▶ _Exercise_
Go through the records underneath and count the lines that include the string "pour". Give nothing but the number.

[start Extracted material]

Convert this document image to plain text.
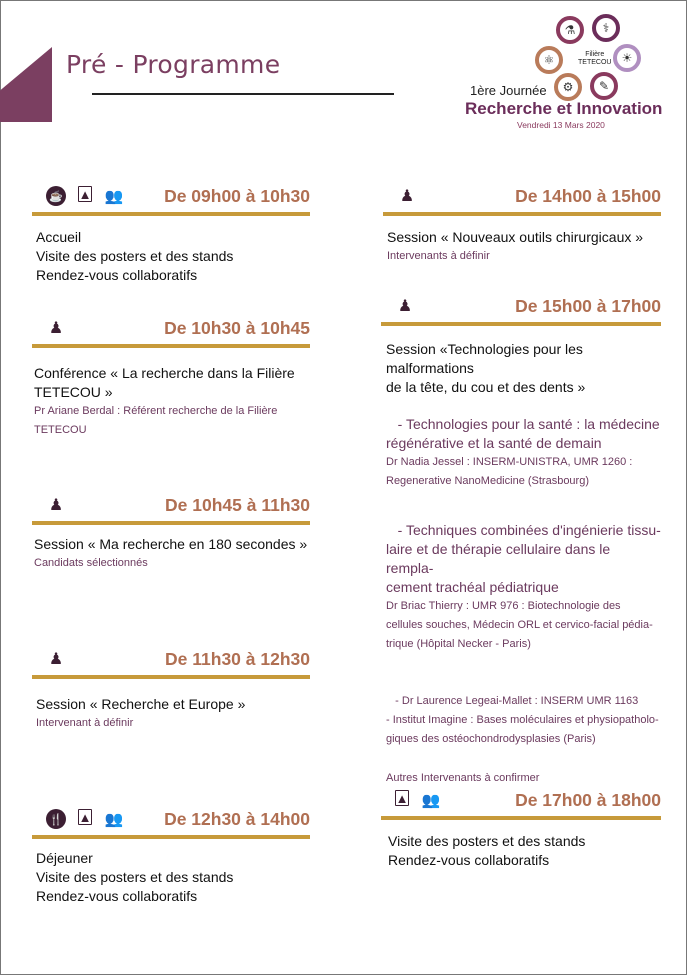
Pré - Programme
⚗	⚕
☀
✎
⚙
⚛	Filière
TETECOU
1ère Journée
Recherche et Innovation
Vendredi 13 Mars 2020
☕ ▲ 👥 De 09h00 à 10h30
Accueil
Visite des posters et des stands
Rendez-vous collaboratifs
♟	De 10h30 à 10h45
Conférence « La recherche dans la Filière
TETECOU »
Pr Ariane Berdal : Référent recherche de la Filière
TETECOU
♟	De 10h45 à 11h30
Session « Ma recherche en 180 secondes »
Candidats sélectionnés
♟	De 11h30 à 12h30
Session « Recherche et Europe »
Intervenant à définir
🍴 ▲ 👥 De 12h30 à 14h00
Déjeuner
Visite des posters et des stands
Rendez-vous collaboratifs
♟	De 14h00 à 15h00
Session « Nouveaux outils chirurgicaux »
Intervenants à définir
♟	De 15h00 à 17h00
Session «Technologies pour les malformations
de la tête, du cou et des dents »
- Technologies pour la santé : la médecine
régénérative et la santé de demain
Dr Nadia Jessel : INSERM-UNISTRA, UMR 1260 :
Regenerative NanoMedicine (Strasbourg)
- Techniques combinées d'ingénierie tissu-
laire et de thérapie cellulaire dans le rempla-
cement trachéal pédiatrique
Dr Briac Thierry : UMR 976 : Biotechnologie des
cellules souches, Médecin ORL et cervico-facial pédia-
trique (Hôpital Necker - Paris)
- Dr Laurence Legeai-Mallet : INSERM UMR 1163
- Institut Imagine : Bases moléculaires et physiopatholo-
giques des ostéochondrodysplasies (Paris)
Autres Intervenants à confirmer
▲ 👥	De 17h00 à 18h00
Visite des posters et des stands
Rendez-vous collaboratifs
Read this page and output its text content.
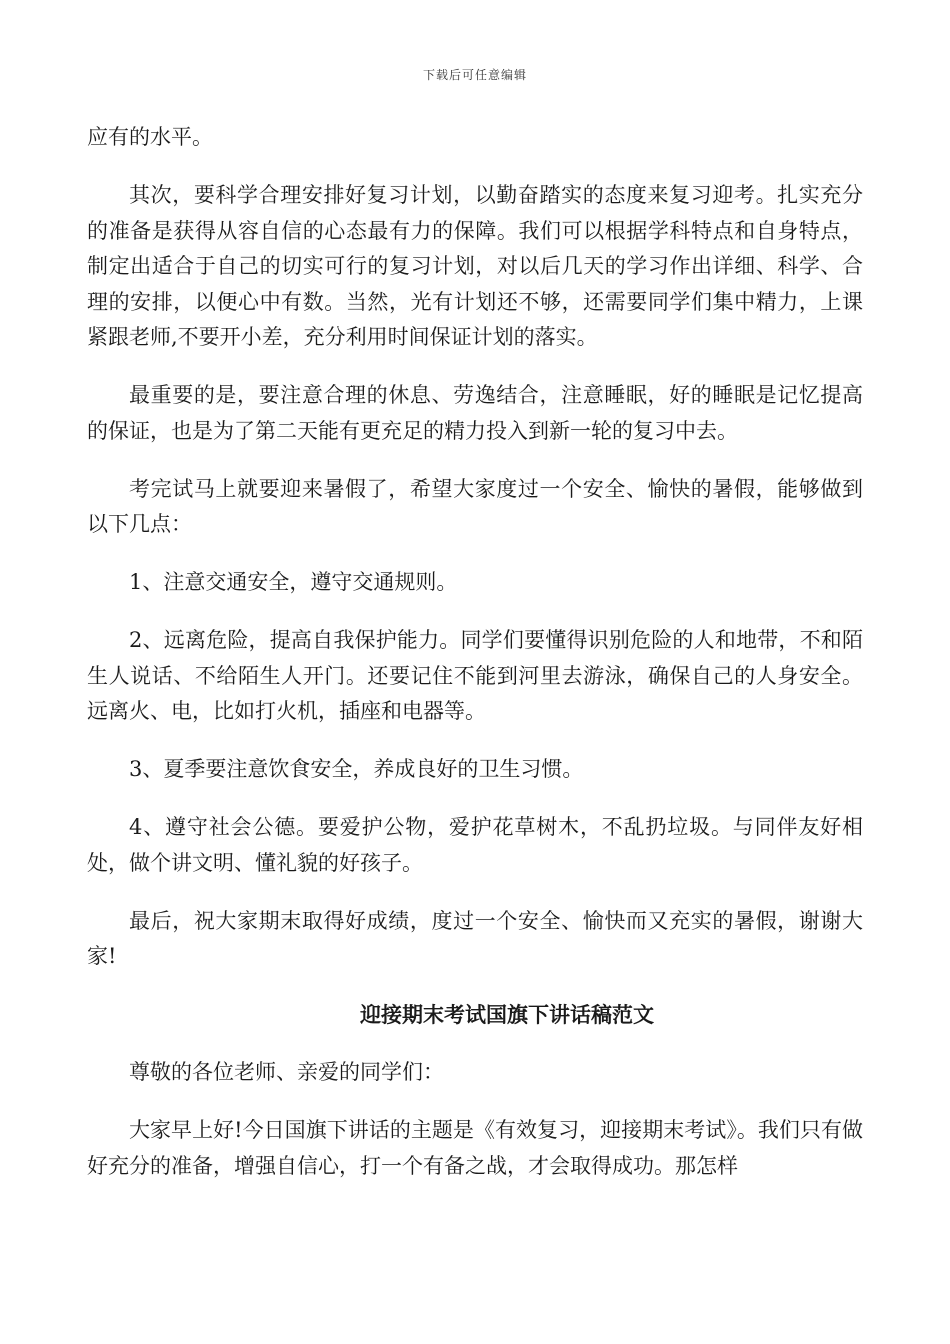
下载后可任意编辑

应有的水平。

其次，要科学合理安排好复习计划，以勤奋踏实的态度来复习迎考。扎实充分的准备是获得从容自信的心态最有力的保障。我们可以根据学科特点和自身特点，制定出适合于自己的切实可行的复习计划，对以后几天的学习作出详细、科学、合理的安排，以便心中有数。当然，光有计划还不够，还需要同学们集中精力，上课紧跟老师,不要开小差，充分利用时间保证计划的落实。

最重要的是，要注意合理的休息、劳逸结合，注意睡眠，好的睡眠是记忆提高的保证，也是为了第二天能有更充足的精力投入到新一轮的复习中去。

考完试马上就要迎来暑假了，希望大家度过一个安全、愉快的暑假，能够做到以下几点：

1、注意交通安全，遵守交通规则。

2、远离危险，提高自我保护能力。同学们要懂得识别危险的人和地带，不和陌生人说话、不给陌生人开门。还要记住不能到河里去游泳，确保自己的人身安全。远离火、电，比如打火机，插座和电器等。

3、夏季要注意饮食安全，养成良好的卫生习惯。

4、遵守社会公德。要爱护公物，爱护花草树木，不乱扔垃圾。与同伴友好相处，做个讲文明、懂礼貌的好孩子。

最后，祝大家期末取得好成绩，度过一个安全、愉快而又充实的暑假，谢谢大家!

迎接期末考试国旗下讲话稿范文

尊敬的各位老师、亲爱的同学们：

大家早上好!今日国旗下讲话的主题是《有效复习，迎接期末考试》。我们只有做好充分的准备，增强自信心，打一个有备之战，才会取得成功。那怎样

[end Extracted material]

▶ _Solution to the exercise_
2